Dataset items
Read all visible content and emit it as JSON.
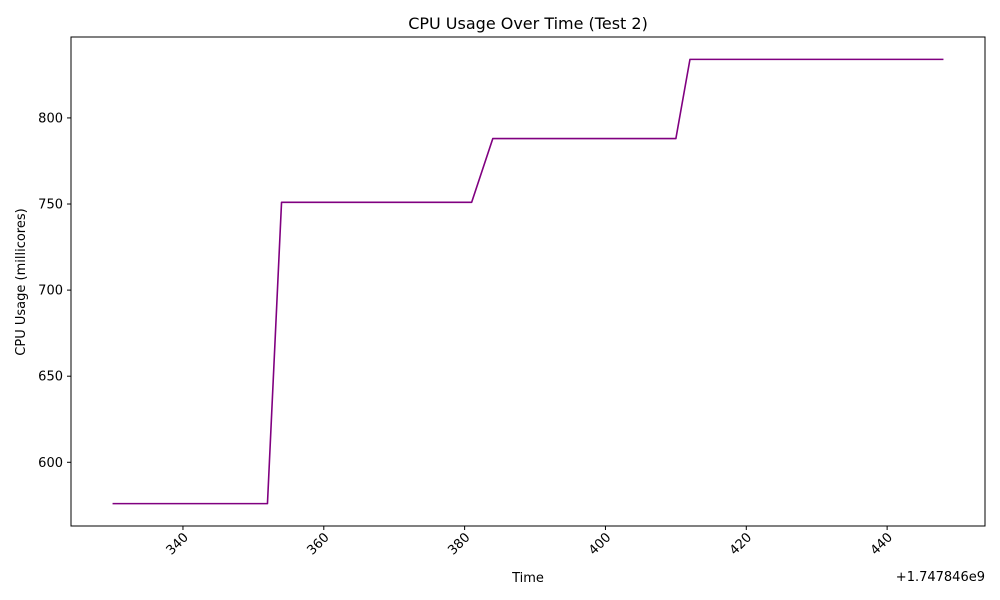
{
  "chart_data": {
    "type": "line",
    "title": "CPU Usage Over Time (Test 2)",
    "xlabel": "Time",
    "ylabel": "CPU Usage (millicores)",
    "x_offset_label": "+1.747846e9",
    "xlim": [
      324.1,
      453.9
    ],
    "ylim": [
      563.0,
      847.0
    ],
    "x_ticks": [
      340,
      360,
      380,
      400,
      420,
      440
    ],
    "y_ticks": [
      600,
      650,
      700,
      750,
      800
    ],
    "grid": false,
    "series": [
      {
        "color": "#800080",
        "x": [
          330,
          352,
          354,
          381,
          384,
          410,
          412,
          448
        ],
        "y": [
          576,
          576,
          751,
          751,
          788,
          788,
          834,
          834
        ]
      }
    ]
  }
}
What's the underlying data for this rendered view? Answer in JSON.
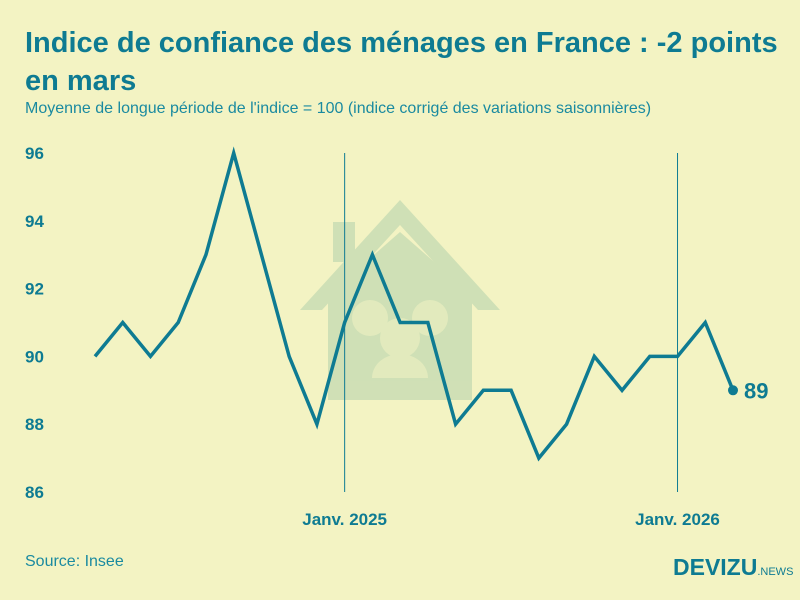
{
  "chart_data": {
    "type": "line",
    "title": "Indice de confiance des ménages en France : -2 points en mars",
    "subtitle": "Moyenne de longue période de l'indice = 100 (indice corrigé des variations saisonnières)",
    "x": [
      "2024-04",
      "2024-05",
      "2024-06",
      "2024-07",
      "2024-08",
      "2024-09",
      "2024-10",
      "2024-11",
      "2024-12",
      "2025-01",
      "2025-02",
      "2025-03",
      "2025-04",
      "2025-05",
      "2025-06",
      "2025-07",
      "2025-08",
      "2025-09",
      "2025-10",
      "2025-11",
      "2025-12",
      "2026-01",
      "2026-02",
      "2026-03"
    ],
    "values": [
      90,
      91,
      90,
      91,
      93,
      96,
      93,
      90,
      88,
      91,
      93,
      91,
      91,
      88,
      89,
      89,
      87,
      88,
      90,
      89,
      90,
      90,
      91,
      89
    ],
    "ylim": [
      86,
      96
    ],
    "yticks": [
      "86",
      "88",
      "90",
      "92",
      "94",
      "96"
    ],
    "xticks": [
      {
        "index": 9,
        "label": "Janv. 2025"
      },
      {
        "index": 21,
        "label": "Janv. 2026"
      }
    ],
    "end_label": "89",
    "grid": false,
    "line_color": "#0e7b92",
    "background": "#f3f3c3"
  },
  "source": "Source: Insee",
  "logo": {
    "brand": "DEVIZU",
    "suffix": ".NEWS"
  }
}
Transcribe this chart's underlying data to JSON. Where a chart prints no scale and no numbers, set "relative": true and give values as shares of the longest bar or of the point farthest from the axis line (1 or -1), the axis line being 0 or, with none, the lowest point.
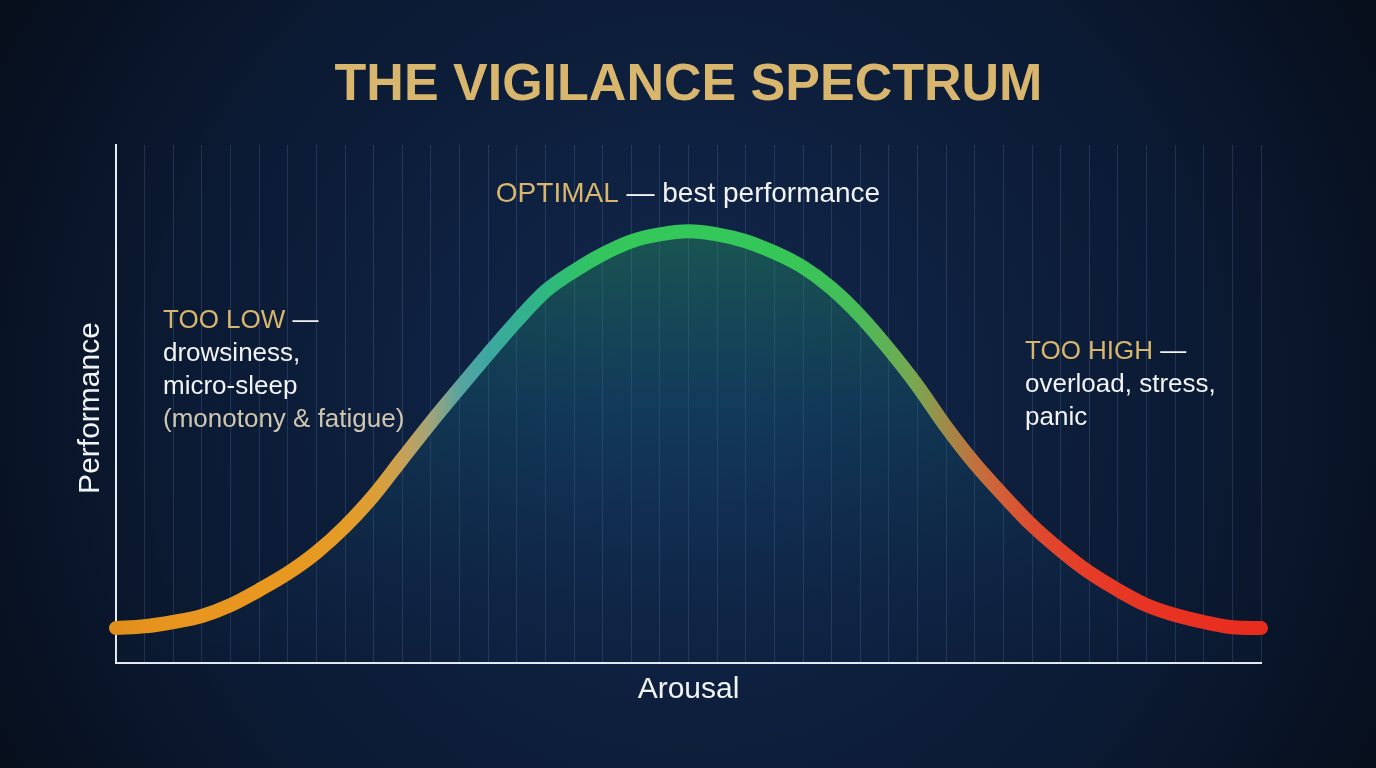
{
  "chart_data": {
    "type": "area",
    "title": "THE VIGILANCE SPECTRUM",
    "xlabel": "Arousal",
    "ylabel": "Performance",
    "relative": true,
    "grid": "x",
    "categories": [
      null,
      null,
      null,
      null,
      null,
      null,
      null,
      null,
      null,
      null,
      null,
      null,
      null,
      null,
      null,
      null,
      null,
      null,
      null,
      null,
      null,
      null,
      null,
      null,
      null,
      null,
      null,
      null,
      null,
      null,
      null,
      null,
      null,
      null,
      null,
      null,
      null,
      null,
      null,
      null,
      null
    ],
    "values": [
      0.081,
      0.085,
      0.095,
      0.109,
      0.134,
      0.169,
      0.208,
      0.256,
      0.316,
      0.388,
      0.473,
      0.557,
      0.637,
      0.716,
      0.792,
      0.861,
      0.908,
      0.947,
      0.977,
      0.993,
      1,
      0.993,
      0.977,
      0.951,
      0.917,
      0.868,
      0.804,
      0.727,
      0.642,
      0.547,
      0.462,
      0.388,
      0.319,
      0.261,
      0.21,
      0.169,
      0.134,
      0.111,
      0.095,
      0.083,
      0.081
    ],
    "color": "#34c759",
    "colors": [
      "#e08f1c",
      "#e5931e",
      "#e8951f",
      "#e8961f",
      "#e8961f",
      "#e8971f",
      "#e8981f",
      "#e69a22",
      "#e49c28",
      "#dc9e34",
      "#c8a058",
      "#a0a47a",
      "#58a4a0",
      "#3ca7a2",
      "#34b092",
      "#2eb880",
      "#30c06c",
      "#33c55e",
      "#34c759",
      "#34c759",
      "#34c759",
      "#34c759",
      "#34c759",
      "#36c658",
      "#3ac458",
      "#40c058",
      "#4aba58",
      "#62b055",
      "#7da550",
      "#a08a48",
      "#c0723f",
      "#d35e37",
      "#dc4c30",
      "#e2432b",
      "#e53c28",
      "#e63826",
      "#e73424",
      "#e83222",
      "#e83020",
      "#e82e1f",
      "#e82c1e"
    ],
    "annotations": [
      "TOO LOW —\ndrowsiness,\nmicro-sleep\n(monotony & fatigue)",
      "OPTIMAL — best performance",
      "TOO HIGH —\noverload, stress,\npanic"
    ]
  }
}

▶ [Written instruction]: Leave the pictures out and copy the rest of the data exactly.

▶ [Written response]:
Read all visible content and emit it as JSON.
{
  "chart_data": {
    "type": "line",
    "title": "CPU Usage Over Time (Test 2)",
    "xlabel": "Time",
    "ylabel": "CPU Usage (millicores)",
    "x_offset_label": "+1.747846e9",
    "xlim": [
      324.1,
      453.9
    ],
    "ylim": [
      563.0,
      847.0
    ],
    "x_ticks": [
      340,
      360,
      380,
      400,
      420,
      440
    ],
    "y_ticks": [
      600,
      650,
      700,
      750,
      800
    ],
    "grid": false,
    "series": [
      {
        "color": "#800080",
        "x": [
          330,
          352,
          354,
          381,
          384,
          410,
          412,
          448
        ],
        "y": [
          576,
          576,
          751,
          751,
          788,
          788,
          834,
          834
        ]
      }
    ]
  }
}
What's the underlying data for this rendered view? Answer in JSON.
{
  "chart_data": {
    "type": "line",
    "title": "Indice de confiance des ménages en France : -2 points en mars",
    "subtitle": "Moyenne de longue période de l'indice = 100 (indice corrigé des variations saisonnières)",
    "x": [
      "2024-04",
      "2024-05",
      "2024-06",
      "2024-07",
      "2024-08",
      "2024-09",
      "2024-10",
      "2024-11",
      "2024-12",
      "2025-01",
      "2025-02",
      "2025-03",
      "2025-04",
      "2025-05",
      "2025-06",
      "2025-07",
      "2025-08",
      "2025-09",
      "2025-10",
      "2025-11",
      "2025-12",
      "2026-01",
      "2026-02",
      "2026-03"
    ],
    "values": [
      90,
      91,
      90,
      91,
      93,
      96,
      93,
      90,
      88,
      91,
      93,
      91,
      91,
      88,
      89,
      89,
      87,
      88,
      90,
      89,
      90,
      90,
      91,
      89
    ],
    "ylim": [
      86,
      96
    ],
    "yticks": [
      "86",
      "88",
      "90",
      "92",
      "94",
      "96"
    ],
    "xticks": [
      {
        "index": 9,
        "label": "Janv. 2025"
      },
      {
        "index": 21,
        "label": "Janv. 2026"
      }
    ],
    "end_label": "89",
    "grid": false,
    "line_color": "#0e7b92",
    "background": "#f3f3c3"
  },
  "source": "Source: Insee",
  "logo": {
    "brand": "DEVIZU",
    "suffix": ".NEWS"
  }
}
Transcribe this chart's underlying data to JSON. Where a chart prints no scale and no numbers, set "relative": true and give values as shares of the longest bar or of the point farthest from the axis line (1 or -1), the axis line being 0 or, with none, the lowest point.
{
  "chart_data": {
    "type": "area",
    "title": "THE VIGILANCE SPECTRUM",
    "xlabel": "Arousal",
    "ylabel": "Performance",
    "relative": true,
    "grid": "x",
    "categories": [
      null,
      null,
      null,
      null,
      null,
      null,
      null,
      null,
      null,
      null,
      null,
      null,
      null,
      null,
      null,
      null,
      null,
      null,
      null,
      null,
      null,
      null,
      null,
      null,
      null,
      null,
      null,
      null,
      null,
      null,
      null,
      null,
      null,
      null,
      null,
      null,
      null,
      null,
      null,
      null,
      null
    ],
    "values": [
      0.081,
      0.085,
      0.095,
      0.109,
      0.134,
      0.169,
      0.208,
      0.256,
      0.316,
      0.388,
      0.473,
      0.557,
      0.637,
      0.716,
      0.792,
      0.861,
      0.908,
      0.947,
      0.977,
      0.993,
      1,
      0.993,
      0.977,
      0.951,
      0.917,
      0.868,
      0.804,
      0.727,
      0.642,
      0.547,
      0.462,
      0.388,
      0.319,
      0.261,
      0.21,
      0.169,
      0.134,
      0.111,
      0.095,
      0.083,
      0.081
    ],
    "color": "#34c759",
    "colors": [
      "#e08f1c",
      "#e5931e",
      "#e8951f",
      "#e8961f",
      "#e8961f",
      "#e8971f",
      "#e8981f",
      "#e69a22",
      "#e49c28",
      "#dc9e34",
      "#c8a058",
      "#a0a47a",
      "#58a4a0",
      "#3ca7a2",
      "#34b092",
      "#2eb880",
      "#30c06c",
      "#33c55e",
      "#34c759",
      "#34c759",
      "#34c759",
      "#34c759",
      "#34c759",
      "#36c658",
      "#3ac458",
      "#40c058",
      "#4aba58",
      "#62b055",
      "#7da550",
      "#a08a48",
      "#c0723f",
      "#d35e37",
      "#dc4c30",
      "#e2432b",
      "#e53c28",
      "#e63826",
      "#e73424",
      "#e83222",
      "#e83020",
      "#e82e1f",
      "#e82c1e"
    ],
    "annotations": [
      "TOO LOW —\ndrowsiness,\nmicro-sleep\n(monotony & fatigue)",
      "OPTIMAL — best performance",
      "TOO HIGH —\noverload, stress,\npanic"
    ]
  }
}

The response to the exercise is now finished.